WHAT YOU HAVE TO DO:
Write out the following lines verbatim, starting at the first line and going on through the line that contains "bar-debt bbox=[596, 319, 613, 451]", including both.

RECORD LIST:
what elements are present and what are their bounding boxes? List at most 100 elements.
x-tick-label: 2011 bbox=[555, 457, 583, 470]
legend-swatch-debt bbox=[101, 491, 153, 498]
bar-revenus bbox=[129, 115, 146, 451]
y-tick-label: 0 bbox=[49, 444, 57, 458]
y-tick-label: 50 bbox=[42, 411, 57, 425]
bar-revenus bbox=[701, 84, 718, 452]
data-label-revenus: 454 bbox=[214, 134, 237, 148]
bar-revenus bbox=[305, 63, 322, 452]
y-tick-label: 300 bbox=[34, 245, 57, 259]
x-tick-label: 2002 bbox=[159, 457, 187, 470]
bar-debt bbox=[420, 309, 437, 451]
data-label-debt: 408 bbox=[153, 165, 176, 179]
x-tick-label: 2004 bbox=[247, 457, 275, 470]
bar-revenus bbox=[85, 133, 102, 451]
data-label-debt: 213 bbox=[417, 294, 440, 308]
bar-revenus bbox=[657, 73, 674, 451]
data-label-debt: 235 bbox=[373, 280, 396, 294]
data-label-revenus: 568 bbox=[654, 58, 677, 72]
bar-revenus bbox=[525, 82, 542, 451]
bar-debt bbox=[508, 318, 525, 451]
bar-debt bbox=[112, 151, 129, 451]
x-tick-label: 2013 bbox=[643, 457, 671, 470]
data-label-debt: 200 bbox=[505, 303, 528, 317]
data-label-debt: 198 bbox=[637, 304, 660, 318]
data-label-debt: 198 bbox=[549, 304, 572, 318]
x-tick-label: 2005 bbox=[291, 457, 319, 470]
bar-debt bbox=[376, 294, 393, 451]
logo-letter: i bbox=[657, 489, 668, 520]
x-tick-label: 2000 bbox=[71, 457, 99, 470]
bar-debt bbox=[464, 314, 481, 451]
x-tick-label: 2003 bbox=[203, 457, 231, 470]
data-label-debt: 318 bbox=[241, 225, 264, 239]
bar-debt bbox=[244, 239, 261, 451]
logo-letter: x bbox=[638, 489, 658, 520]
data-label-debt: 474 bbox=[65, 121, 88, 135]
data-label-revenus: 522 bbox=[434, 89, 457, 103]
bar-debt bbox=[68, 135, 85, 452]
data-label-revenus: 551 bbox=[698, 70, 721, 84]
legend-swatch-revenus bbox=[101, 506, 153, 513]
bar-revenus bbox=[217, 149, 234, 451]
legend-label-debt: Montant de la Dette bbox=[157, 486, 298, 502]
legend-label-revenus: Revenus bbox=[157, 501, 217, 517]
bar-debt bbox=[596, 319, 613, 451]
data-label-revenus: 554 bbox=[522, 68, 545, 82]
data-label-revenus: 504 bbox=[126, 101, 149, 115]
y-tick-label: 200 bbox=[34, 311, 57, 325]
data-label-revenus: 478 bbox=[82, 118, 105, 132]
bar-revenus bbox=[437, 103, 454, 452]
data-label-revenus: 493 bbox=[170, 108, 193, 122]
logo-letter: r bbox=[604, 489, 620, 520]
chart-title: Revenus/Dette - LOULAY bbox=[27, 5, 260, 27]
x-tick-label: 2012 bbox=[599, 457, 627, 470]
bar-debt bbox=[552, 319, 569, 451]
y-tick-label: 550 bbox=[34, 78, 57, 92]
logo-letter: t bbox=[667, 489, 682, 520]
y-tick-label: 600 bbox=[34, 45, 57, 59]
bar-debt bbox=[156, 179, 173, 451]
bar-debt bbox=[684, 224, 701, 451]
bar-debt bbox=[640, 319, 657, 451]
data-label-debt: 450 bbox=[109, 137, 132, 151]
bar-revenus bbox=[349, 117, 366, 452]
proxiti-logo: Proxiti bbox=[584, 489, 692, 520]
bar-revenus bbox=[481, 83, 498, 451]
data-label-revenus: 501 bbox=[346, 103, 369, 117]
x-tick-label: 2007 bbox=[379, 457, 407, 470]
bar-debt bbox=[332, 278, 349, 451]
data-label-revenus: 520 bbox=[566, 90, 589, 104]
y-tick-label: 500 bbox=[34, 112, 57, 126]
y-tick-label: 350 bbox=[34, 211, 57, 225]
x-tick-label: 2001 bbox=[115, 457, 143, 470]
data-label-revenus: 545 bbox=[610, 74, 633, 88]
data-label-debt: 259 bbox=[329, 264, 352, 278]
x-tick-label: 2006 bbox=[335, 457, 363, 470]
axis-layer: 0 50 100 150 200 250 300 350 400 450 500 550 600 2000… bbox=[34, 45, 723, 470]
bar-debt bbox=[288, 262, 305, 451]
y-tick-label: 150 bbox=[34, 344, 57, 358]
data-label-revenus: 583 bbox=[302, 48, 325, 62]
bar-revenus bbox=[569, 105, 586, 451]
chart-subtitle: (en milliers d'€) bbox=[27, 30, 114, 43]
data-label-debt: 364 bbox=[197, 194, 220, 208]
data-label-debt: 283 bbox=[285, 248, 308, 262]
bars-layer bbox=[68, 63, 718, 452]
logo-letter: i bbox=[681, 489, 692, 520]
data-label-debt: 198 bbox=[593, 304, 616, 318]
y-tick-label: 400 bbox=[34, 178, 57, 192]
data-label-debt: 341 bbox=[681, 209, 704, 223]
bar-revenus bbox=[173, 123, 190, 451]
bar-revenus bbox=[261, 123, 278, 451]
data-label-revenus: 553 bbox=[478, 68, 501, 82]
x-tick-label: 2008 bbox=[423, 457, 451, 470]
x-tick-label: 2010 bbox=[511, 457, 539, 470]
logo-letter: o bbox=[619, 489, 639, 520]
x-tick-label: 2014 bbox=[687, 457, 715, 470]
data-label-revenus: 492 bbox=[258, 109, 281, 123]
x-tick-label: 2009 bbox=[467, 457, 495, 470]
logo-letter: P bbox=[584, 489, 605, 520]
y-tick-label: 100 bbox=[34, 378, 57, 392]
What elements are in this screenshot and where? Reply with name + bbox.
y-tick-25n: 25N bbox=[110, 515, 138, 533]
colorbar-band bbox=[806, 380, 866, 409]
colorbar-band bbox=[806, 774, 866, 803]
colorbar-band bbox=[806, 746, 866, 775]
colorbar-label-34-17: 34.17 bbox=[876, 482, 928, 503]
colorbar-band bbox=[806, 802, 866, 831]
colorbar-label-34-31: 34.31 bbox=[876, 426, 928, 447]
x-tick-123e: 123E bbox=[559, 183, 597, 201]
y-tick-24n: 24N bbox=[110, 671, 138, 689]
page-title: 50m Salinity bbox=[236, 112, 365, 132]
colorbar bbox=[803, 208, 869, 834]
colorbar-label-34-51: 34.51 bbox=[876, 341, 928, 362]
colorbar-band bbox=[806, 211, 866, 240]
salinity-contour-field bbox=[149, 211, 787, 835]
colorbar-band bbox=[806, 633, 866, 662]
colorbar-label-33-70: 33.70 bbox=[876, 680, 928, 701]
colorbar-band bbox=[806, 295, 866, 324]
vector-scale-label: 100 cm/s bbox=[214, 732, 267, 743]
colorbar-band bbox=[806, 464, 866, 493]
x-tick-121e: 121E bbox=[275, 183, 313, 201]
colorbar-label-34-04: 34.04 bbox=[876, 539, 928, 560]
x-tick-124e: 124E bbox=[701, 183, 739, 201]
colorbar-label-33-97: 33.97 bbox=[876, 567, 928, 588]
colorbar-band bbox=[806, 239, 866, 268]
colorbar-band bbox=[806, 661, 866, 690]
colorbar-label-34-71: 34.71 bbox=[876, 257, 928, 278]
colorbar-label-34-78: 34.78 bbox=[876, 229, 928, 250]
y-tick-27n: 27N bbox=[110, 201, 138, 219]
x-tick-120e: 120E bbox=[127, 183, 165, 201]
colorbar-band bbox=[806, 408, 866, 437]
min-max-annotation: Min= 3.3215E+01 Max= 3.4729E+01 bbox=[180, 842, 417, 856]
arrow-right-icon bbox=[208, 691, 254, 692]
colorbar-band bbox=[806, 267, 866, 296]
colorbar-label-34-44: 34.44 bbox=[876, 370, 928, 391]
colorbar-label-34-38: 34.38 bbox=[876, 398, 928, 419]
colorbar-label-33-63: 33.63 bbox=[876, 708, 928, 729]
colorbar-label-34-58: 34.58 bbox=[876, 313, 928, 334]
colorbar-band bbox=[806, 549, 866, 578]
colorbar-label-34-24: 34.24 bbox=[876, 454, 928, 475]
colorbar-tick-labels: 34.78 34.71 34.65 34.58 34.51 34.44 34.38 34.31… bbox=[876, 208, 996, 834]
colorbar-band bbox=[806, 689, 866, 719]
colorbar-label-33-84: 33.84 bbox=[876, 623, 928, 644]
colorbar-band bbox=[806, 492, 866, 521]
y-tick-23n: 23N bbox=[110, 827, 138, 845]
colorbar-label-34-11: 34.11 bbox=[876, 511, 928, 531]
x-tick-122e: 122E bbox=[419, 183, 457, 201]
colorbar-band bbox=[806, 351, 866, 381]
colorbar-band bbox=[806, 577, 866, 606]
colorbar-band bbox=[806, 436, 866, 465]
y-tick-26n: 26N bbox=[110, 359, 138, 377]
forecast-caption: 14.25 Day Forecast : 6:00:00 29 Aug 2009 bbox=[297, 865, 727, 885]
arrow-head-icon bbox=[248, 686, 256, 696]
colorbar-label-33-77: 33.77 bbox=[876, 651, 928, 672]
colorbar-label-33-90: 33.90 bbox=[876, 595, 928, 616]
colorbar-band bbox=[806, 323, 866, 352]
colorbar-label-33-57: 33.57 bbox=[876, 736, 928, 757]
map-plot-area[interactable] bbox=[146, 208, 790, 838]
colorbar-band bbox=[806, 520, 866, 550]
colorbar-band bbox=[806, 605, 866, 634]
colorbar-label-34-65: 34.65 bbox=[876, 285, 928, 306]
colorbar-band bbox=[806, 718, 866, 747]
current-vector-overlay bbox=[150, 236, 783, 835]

RESPONSE TO THIS TASK:
what elements are present and what are their bounding boxes? List at most 100 elements.
x-tick-label: 2011 bbox=[555, 457, 583, 470]
legend-swatch-debt bbox=[101, 491, 153, 498]
bar-revenus bbox=[129, 115, 146, 451]
y-tick-label: 0 bbox=[49, 444, 57, 458]
y-tick-label: 50 bbox=[42, 411, 57, 425]
bar-revenus bbox=[701, 84, 718, 452]
data-label-revenus: 454 bbox=[214, 134, 237, 148]
bar-revenus bbox=[305, 63, 322, 452]
y-tick-label: 300 bbox=[34, 245, 57, 259]
x-tick-label: 2002 bbox=[159, 457, 187, 470]
bar-debt bbox=[420, 309, 437, 451]
data-label-debt: 408 bbox=[153, 165, 176, 179]
x-tick-label: 2004 bbox=[247, 457, 275, 470]
bar-revenus bbox=[85, 133, 102, 451]
data-label-debt: 213 bbox=[417, 294, 440, 308]
bar-revenus bbox=[657, 73, 674, 451]
data-label-debt: 235 bbox=[373, 280, 396, 294]
data-label-revenus: 568 bbox=[654, 58, 677, 72]
bar-revenus bbox=[525, 82, 542, 451]
bar-debt bbox=[508, 318, 525, 451]
bar-debt bbox=[112, 151, 129, 451]
x-tick-label: 2013 bbox=[643, 457, 671, 470]
data-label-debt: 200 bbox=[505, 303, 528, 317]
data-label-debt: 198 bbox=[637, 304, 660, 318]
data-label-debt: 198 bbox=[549, 304, 572, 318]
x-tick-label: 2005 bbox=[291, 457, 319, 470]
bar-debt bbox=[376, 294, 393, 451]
logo-letter: i bbox=[657, 489, 668, 520]
x-tick-label: 2000 bbox=[71, 457, 99, 470]
bar-debt bbox=[464, 314, 481, 451]
x-tick-label: 2003 bbox=[203, 457, 231, 470]
data-label-debt: 318 bbox=[241, 225, 264, 239]
bar-debt bbox=[244, 239, 261, 451]
logo-letter: x bbox=[638, 489, 658, 520]
data-label-debt: 474 bbox=[65, 121, 88, 135]
data-label-revenus: 522 bbox=[434, 89, 457, 103]
bar-debt bbox=[68, 135, 85, 452]
data-label-revenus: 551 bbox=[698, 70, 721, 84]
legend-swatch-revenus bbox=[101, 506, 153, 513]
bar-revenus bbox=[217, 149, 234, 451]
legend-label-debt: Montant de la Dette bbox=[157, 486, 298, 502]
legend-label-revenus: Revenus bbox=[157, 501, 217, 517]
bar-debt bbox=[596, 319, 613, 451]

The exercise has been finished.